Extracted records
******************************

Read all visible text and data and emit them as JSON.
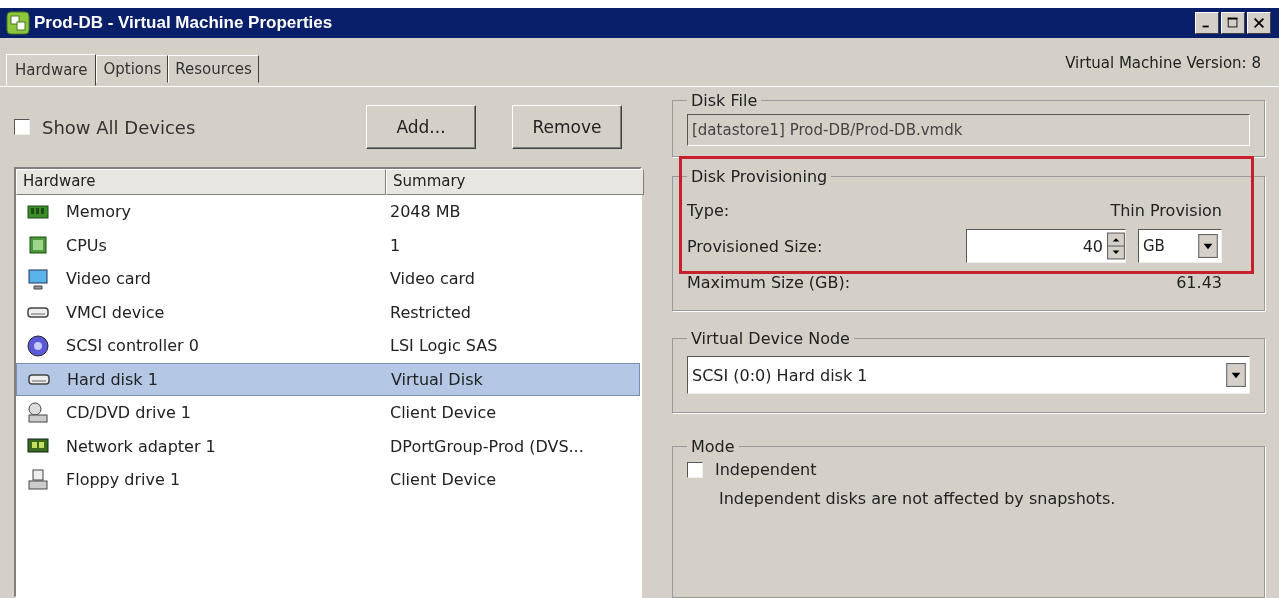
{
  "window": {
    "title": "Prod-DB - Virtual Machine Properties"
  },
  "tabs": [
    {
      "label": "Hardware",
      "selected": true
    },
    {
      "label": "Options",
      "selected": false
    },
    {
      "label": "Resources",
      "selected": false
    }
  ],
  "version": "Virtual Machine Version: 8",
  "show_all_devices": {
    "label": "Show All Devices",
    "checked": false
  },
  "buttons": [
    "Add...",
    "Remove"
  ],
  "table": {
    "columns": [
      "Hardware",
      "Summary"
    ],
    "rows": [
      {
        "kind": "memory",
        "name": "Memory",
        "summary": "2048 MB",
        "selected": false
      },
      {
        "kind": "cpu",
        "name": "CPUs",
        "summary": "1",
        "selected": false
      },
      {
        "kind": "monitor",
        "name": "Video card",
        "summary": "Video card",
        "selected": false
      },
      {
        "kind": "device",
        "name": "VMCI device",
        "summary": "Restricted",
        "selected": false
      },
      {
        "kind": "controller",
        "name": "SCSI controller 0",
        "summary": "LSI Logic SAS",
        "selected": false
      },
      {
        "kind": "device",
        "name": "Hard disk 1",
        "summary": "Virtual Disk",
        "selected": true
      },
      {
        "kind": "cd",
        "name": "CD/DVD drive 1",
        "summary": "Client Device",
        "selected": false
      },
      {
        "kind": "network",
        "name": "Network adapter 1",
        "summary": "DPortGroup-Prod (DVS...",
        "selected": false
      },
      {
        "kind": "floppy",
        "name": "Floppy drive 1",
        "summary": "Client Device",
        "selected": false
      }
    ]
  },
  "disk_file": {
    "title": "Disk File",
    "value": "[datastore1] Prod-DB/Prod-DB.vmdk"
  },
  "disk_provisioning": {
    "title": "Disk Provisioning",
    "type_label": "Type:",
    "type_value": "Thin Provision",
    "size_label": "Provisioned Size:",
    "size_value": "40",
    "unit": "GB",
    "max_label": "Maximum Size (GB):",
    "max_value": "61.43"
  },
  "virtual_device_node": {
    "title": "Virtual Device Node",
    "value": "SCSI (0:0) Hard disk 1"
  },
  "mode": {
    "title": "Mode",
    "independent": {
      "label": "Independent",
      "checked": false
    },
    "note": "Independent disks are not affected by snapshots."
  }
}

******************************

**Given instruction**
Write out the records above exactly as they stand, leaving out every picture.

**Correct result**
Read all visible text and data and emit them as JSON.
{
  "window": {
    "title": "Prod-DB - Virtual Machine Properties"
  },
  "tabs": [
    {
      "label": "Hardware",
      "selected": true
    },
    {
      "label": "Options",
      "selected": false
    },
    {
      "label": "Resources",
      "selected": false
    }
  ],
  "version": "Virtual Machine Version: 8",
  "show_all_devices": {
    "label": "Show All Devices",
    "checked": false
  },
  "buttons": [
    "Add...",
    "Remove"
  ],
  "table": {
    "columns": [
      "Hardware",
      "Summary"
    ],
    "rows": [
      {
        "kind": "memory",
        "name": "Memory",
        "summary": "2048 MB",
        "selected": false
      },
      {
        "kind": "cpu",
        "name": "CPUs",
        "summary": "1",
        "selected": false
      },
      {
        "kind": "monitor",
        "name": "Video card",
        "summary": "Video card",
        "selected": false
      },
      {
        "kind": "device",
        "name": "VMCI device",
        "summary": "Restricted",
        "selected": false
      },
      {
        "kind": "controller",
        "name": "SCSI controller 0",
        "summary": "LSI Logic SAS",
        "selected": false
      },
      {
        "kind": "device",
        "name": "Hard disk 1",
        "summary": "Virtual Disk",
        "selected": true
      },
      {
        "kind": "cd",
        "name": "CD/DVD drive 1",
        "summary": "Client Device",
        "selected": false
      },
      {
        "kind": "network",
        "name": "Network adapter 1",
        "summary": "DPortGroup-Prod (DVS...",
        "selected": false
      },
      {
        "kind": "floppy",
        "name": "Floppy drive 1",
        "summary": "Client Device",
        "selected": false
      }
    ]
  },
  "disk_file": {
    "title": "Disk File",
    "value": "[datastore1] Prod-DB/Prod-DB.vmdk"
  },
  "disk_provisioning": {
    "title": "Disk Provisioning",
    "type_label": "Type:",
    "type_value": "Thin Provision",
    "size_label": "Provisioned Size:",
    "size_value": "40",
    "unit": "GB",
    "max_label": "Maximum Size (GB):",
    "max_value": "61.43"
  },
  "virtual_device_node": {
    "title": "Virtual Device Node",
    "value": "SCSI (0:0) Hard disk 1"
  },
  "mode": {
    "title": "Mode",
    "independent": {
      "label": "Independent",
      "checked": false
    },
    "note": "Independent disks are not affected by snapshots."
  }
}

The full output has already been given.